- _YOUR INSTRUCTIONS_
Repeat all of the material below exactly as written, images excluded.

** START OF INPUT RECORDS **

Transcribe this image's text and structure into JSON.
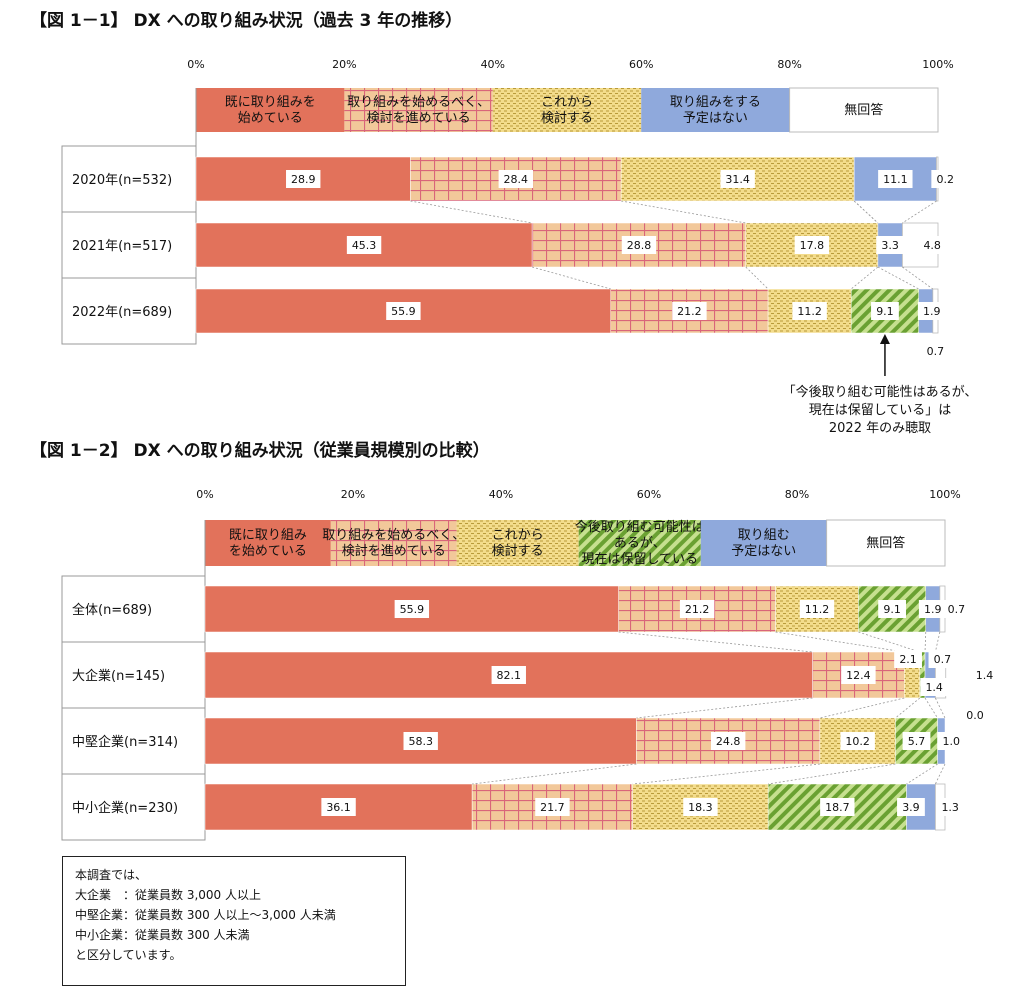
{
  "chart_data": [
    {
      "type": "bar",
      "orientation": "horizontal-stacked-100",
      "title": "【図 1－1】 DX への取り組み状況（過去 3 年の推移）",
      "xlim": [
        0,
        100
      ],
      "xticks": [
        "0%",
        "20%",
        "40%",
        "60%",
        "80%",
        "100%"
      ],
      "legend_placement": "top",
      "series_order": [
        "s1",
        "s2",
        "s3",
        "s4",
        "s5",
        "s6"
      ],
      "series": [
        {
          "key": "s1",
          "name": "既に取り組みを\n始めている",
          "color": "#e2725b"
        },
        {
          "key": "s2",
          "name": "取り組みを始めるべく、\n検討を進めている",
          "color": "#f2c89a"
        },
        {
          "key": "s3",
          "name": "これから\n検討する",
          "color": "#f3dc8c"
        },
        {
          "key": "s4",
          "name": "",
          "color": "#7cb342"
        },
        {
          "key": "s5",
          "name": "取り組みをする\n予定はない",
          "color": "#8fa9dc"
        },
        {
          "key": "s6",
          "name": "無回答",
          "color": "#ffffff"
        }
      ],
      "legend_keys": [
        "s1",
        "s2",
        "s3",
        "s5",
        "s6"
      ],
      "categories": [
        "2020年(n=532)",
        "2021年(n=517)",
        "2022年(n=689)"
      ],
      "values": [
        [
          28.9,
          28.4,
          31.4,
          0,
          11.1,
          0.2
        ],
        [
          45.3,
          28.8,
          17.8,
          0,
          3.3,
          4.8
        ],
        [
          55.9,
          21.2,
          11.2,
          9.1,
          1.9,
          0.7
        ]
      ],
      "labels": [
        [
          "28.9",
          "28.4",
          "31.4",
          "",
          "11.1",
          "0.2"
        ],
        [
          "45.3",
          "28.8",
          "17.8",
          "",
          "3.3",
          "4.8"
        ],
        [
          "55.9",
          "21.2",
          "11.2",
          "9.1",
          "1.9",
          "0.7"
        ]
      ],
      "annotation": "「今後取り組む可能性はあるが、\n現在は保留している」は\n2022 年のみ聴取"
    },
    {
      "type": "bar",
      "orientation": "horizontal-stacked-100",
      "title": "【図 1－2】 DX への取り組み状況（従業員規模別の比較）",
      "xlim": [
        0,
        100
      ],
      "xticks": [
        "0%",
        "20%",
        "40%",
        "60%",
        "80%",
        "100%"
      ],
      "legend_placement": "top",
      "series": [
        {
          "key": "s1",
          "name": "既に取り組み\nを始めている",
          "color": "#e2725b"
        },
        {
          "key": "s2",
          "name": "取り組みを始めるべく、\n検討を進めている",
          "color": "#f2c89a"
        },
        {
          "key": "s3",
          "name": "これから\n検討する",
          "color": "#f3dc8c"
        },
        {
          "key": "s4",
          "name": "今後取り組む可能性は\nあるが、\n現在は保留している",
          "color": "#7cb342"
        },
        {
          "key": "s5",
          "name": "取り組む\n予定はない",
          "color": "#8fa9dc"
        },
        {
          "key": "s6",
          "name": "無回答",
          "color": "#ffffff"
        }
      ],
      "legend_keys": [
        "s1",
        "s2",
        "s3",
        "s4",
        "s5",
        "s6"
      ],
      "categories": [
        "全体(n=689)",
        "大企業(n=145)",
        "中堅企業(n=314)",
        "中小企業(n=230)"
      ],
      "values": [
        [
          55.9,
          21.2,
          11.2,
          9.1,
          1.9,
          0.7
        ],
        [
          82.1,
          12.4,
          2.1,
          0.7,
          1.4,
          1.4
        ],
        [
          58.3,
          24.8,
          10.2,
          5.7,
          1.0,
          0.0
        ],
        [
          36.1,
          21.7,
          18.3,
          18.7,
          3.9,
          1.3
        ]
      ],
      "labels": [
        [
          "55.9",
          "21.2",
          "11.2",
          "9.1",
          "1.9",
          "0.7"
        ],
        [
          "82.1",
          "12.4",
          "2.1",
          "0.7",
          "1.4",
          "1.4"
        ],
        [
          "58.3",
          "24.8",
          "10.2",
          "5.7",
          "1.0",
          "0.0"
        ],
        [
          "36.1",
          "21.7",
          "18.3",
          "18.7",
          "3.9",
          "1.3"
        ]
      ]
    }
  ],
  "note": {
    "lines": [
      "本調査では、",
      "大企業　：従業員数 3,000 人以上",
      "中堅企業：従業員数 300 人以上～3,000 人未満",
      "中小企業：従業員数 300 人未満",
      "と区分しています。"
    ]
  }
}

** END OF INPUT RECORDS **

- _ANSWER TO THIS TASK_
Transcribe this image's text and structure into JSON.
{
  "chart_data": [
    {
      "type": "bar",
      "orientation": "horizontal-stacked-100",
      "title": "【図 1－1】 DX への取り組み状況（過去 3 年の推移）",
      "xlim": [
        0,
        100
      ],
      "xticks": [
        "0%",
        "20%",
        "40%",
        "60%",
        "80%",
        "100%"
      ],
      "legend_placement": "top",
      "series_order": [
        "s1",
        "s2",
        "s3",
        "s4",
        "s5",
        "s6"
      ],
      "series": [
        {
          "key": "s1",
          "name": "既に取り組みを\n始めている",
          "color": "#e2725b"
        },
        {
          "key": "s2",
          "name": "取り組みを始めるべく、\n検討を進めている",
          "color": "#f2c89a"
        },
        {
          "key": "s3",
          "name": "これから\n検討する",
          "color": "#f3dc8c"
        },
        {
          "key": "s4",
          "name": "",
          "color": "#7cb342"
        },
        {
          "key": "s5",
          "name": "取り組みをする\n予定はない",
          "color": "#8fa9dc"
        },
        {
          "key": "s6",
          "name": "無回答",
          "color": "#ffffff"
        }
      ],
      "legend_keys": [
        "s1",
        "s2",
        "s3",
        "s5",
        "s6"
      ],
      "categories": [
        "2020年(n=532)",
        "2021年(n=517)",
        "2022年(n=689)"
      ],
      "values": [
        [
          28.9,
          28.4,
          31.4,
          0,
          11.1,
          0.2
        ],
        [
          45.3,
          28.8,
          17.8,
          0,
          3.3,
          4.8
        ],
        [
          55.9,
          21.2,
          11.2,
          9.1,
          1.9,
          0.7
        ]
      ],
      "labels": [
        [
          "28.9",
          "28.4",
          "31.4",
          "",
          "11.1",
          "0.2"
        ],
        [
          "45.3",
          "28.8",
          "17.8",
          "",
          "3.3",
          "4.8"
        ],
        [
          "55.9",
          "21.2",
          "11.2",
          "9.1",
          "1.9",
          "0.7"
        ]
      ],
      "annotation": "「今後取り組む可能性はあるが、\n現在は保留している」は\n2022 年のみ聴取"
    },
    {
      "type": "bar",
      "orientation": "horizontal-stacked-100",
      "title": "【図 1－2】 DX への取り組み状況（従業員規模別の比較）",
      "xlim": [
        0,
        100
      ],
      "xticks": [
        "0%",
        "20%",
        "40%",
        "60%",
        "80%",
        "100%"
      ],
      "legend_placement": "top",
      "series": [
        {
          "key": "s1",
          "name": "既に取り組み\nを始めている",
          "color": "#e2725b"
        },
        {
          "key": "s2",
          "name": "取り組みを始めるべく、\n検討を進めている",
          "color": "#f2c89a"
        },
        {
          "key": "s3",
          "name": "これから\n検討する",
          "color": "#f3dc8c"
        },
        {
          "key": "s4",
          "name": "今後取り組む可能性は\nあるが、\n現在は保留している",
          "color": "#7cb342"
        },
        {
          "key": "s5",
          "name": "取り組む\n予定はない",
          "color": "#8fa9dc"
        },
        {
          "key": "s6",
          "name": "無回答",
          "color": "#ffffff"
        }
      ],
      "legend_keys": [
        "s1",
        "s2",
        "s3",
        "s4",
        "s5",
        "s6"
      ],
      "categories": [
        "全体(n=689)",
        "大企業(n=145)",
        "中堅企業(n=314)",
        "中小企業(n=230)"
      ],
      "values": [
        [
          55.9,
          21.2,
          11.2,
          9.1,
          1.9,
          0.7
        ],
        [
          82.1,
          12.4,
          2.1,
          0.7,
          1.4,
          1.4
        ],
        [
          58.3,
          24.8,
          10.2,
          5.7,
          1.0,
          0.0
        ],
        [
          36.1,
          21.7,
          18.3,
          18.7,
          3.9,
          1.3
        ]
      ],
      "labels": [
        [
          "55.9",
          "21.2",
          "11.2",
          "9.1",
          "1.9",
          "0.7"
        ],
        [
          "82.1",
          "12.4",
          "2.1",
          "0.7",
          "1.4",
          "1.4"
        ],
        [
          "58.3",
          "24.8",
          "10.2",
          "5.7",
          "1.0",
          "0.0"
        ],
        [
          "36.1",
          "21.7",
          "18.3",
          "18.7",
          "3.9",
          "1.3"
        ]
      ]
    }
  ],
  "note": {
    "lines": [
      "本調査では、",
      "大企業　：従業員数 3,000 人以上",
      "中堅企業：従業員数 300 人以上～3,000 人未満",
      "中小企業：従業員数 300 人未満",
      "と区分しています。"
    ]
  }
}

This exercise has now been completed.